**Stated exercise**
Reproduce all entries verbatim, with nothing added or dropped.

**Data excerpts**
—————

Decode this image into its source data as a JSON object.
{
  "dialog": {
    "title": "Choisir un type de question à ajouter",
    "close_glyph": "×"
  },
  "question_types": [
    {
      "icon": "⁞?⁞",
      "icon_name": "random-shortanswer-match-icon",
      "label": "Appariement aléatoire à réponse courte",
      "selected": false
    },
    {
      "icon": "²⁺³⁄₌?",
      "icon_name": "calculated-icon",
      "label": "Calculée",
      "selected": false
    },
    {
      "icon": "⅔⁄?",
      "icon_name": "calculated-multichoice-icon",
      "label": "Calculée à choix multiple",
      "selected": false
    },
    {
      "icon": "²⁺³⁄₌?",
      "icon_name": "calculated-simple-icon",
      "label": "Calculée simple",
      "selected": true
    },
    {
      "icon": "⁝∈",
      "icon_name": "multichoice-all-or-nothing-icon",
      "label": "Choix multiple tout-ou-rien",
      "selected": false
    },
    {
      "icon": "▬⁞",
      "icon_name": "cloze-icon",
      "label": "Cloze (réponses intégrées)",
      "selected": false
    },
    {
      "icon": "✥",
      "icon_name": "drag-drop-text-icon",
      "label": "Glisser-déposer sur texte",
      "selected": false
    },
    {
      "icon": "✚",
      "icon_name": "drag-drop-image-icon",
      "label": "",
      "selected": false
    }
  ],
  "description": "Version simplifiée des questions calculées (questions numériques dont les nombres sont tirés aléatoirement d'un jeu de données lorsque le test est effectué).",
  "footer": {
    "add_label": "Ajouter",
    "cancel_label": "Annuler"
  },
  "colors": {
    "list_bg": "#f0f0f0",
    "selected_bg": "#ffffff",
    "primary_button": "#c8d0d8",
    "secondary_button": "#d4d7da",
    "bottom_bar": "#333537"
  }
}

—————

**Completed task**
Decode this image into its source data as a JSON object.
{
  "dialog": {
    "title": "Choisir un type de question à ajouter",
    "close_glyph": "×"
  },
  "question_types": [
    {
      "icon": "⁞?⁞",
      "icon_name": "random-shortanswer-match-icon",
      "label": "Appariement aléatoire à réponse courte",
      "selected": false
    },
    {
      "icon": "²⁺³⁄₌?",
      "icon_name": "calculated-icon",
      "label": "Calculée",
      "selected": false
    },
    {
      "icon": "⅔⁄?",
      "icon_name": "calculated-multichoice-icon",
      "label": "Calculée à choix multiple",
      "selected": false
    },
    {
      "icon": "²⁺³⁄₌?",
      "icon_name": "calculated-simple-icon",
      "label": "Calculée simple",
      "selected": true
    },
    {
      "icon": "⁝∈",
      "icon_name": "multichoice-all-or-nothing-icon",
      "label": "Choix multiple tout-ou-rien",
      "selected": false
    },
    {
      "icon": "▬⁞",
      "icon_name": "cloze-icon",
      "label": "Cloze (réponses intégrées)",
      "selected": false
    },
    {
      "icon": "✥",
      "icon_name": "drag-drop-text-icon",
      "label": "Glisser-déposer sur texte",
      "selected": false
    },
    {
      "icon": "✚",
      "icon_name": "drag-drop-image-icon",
      "label": "",
      "selected": false
    }
  ],
  "description": "Version simplifiée des questions calculées (questions numériques dont les nombres sont tirés aléatoirement d'un jeu de données lorsque le test est effectué).",
  "footer": {
    "add_label": "Ajouter",
    "cancel_label": "Annuler"
  },
  "colors": {
    "list_bg": "#f0f0f0",
    "selected_bg": "#ffffff",
    "primary_button": "#c8d0d8",
    "secondary_button": "#d4d7da",
    "bottom_bar": "#333537"
  }
}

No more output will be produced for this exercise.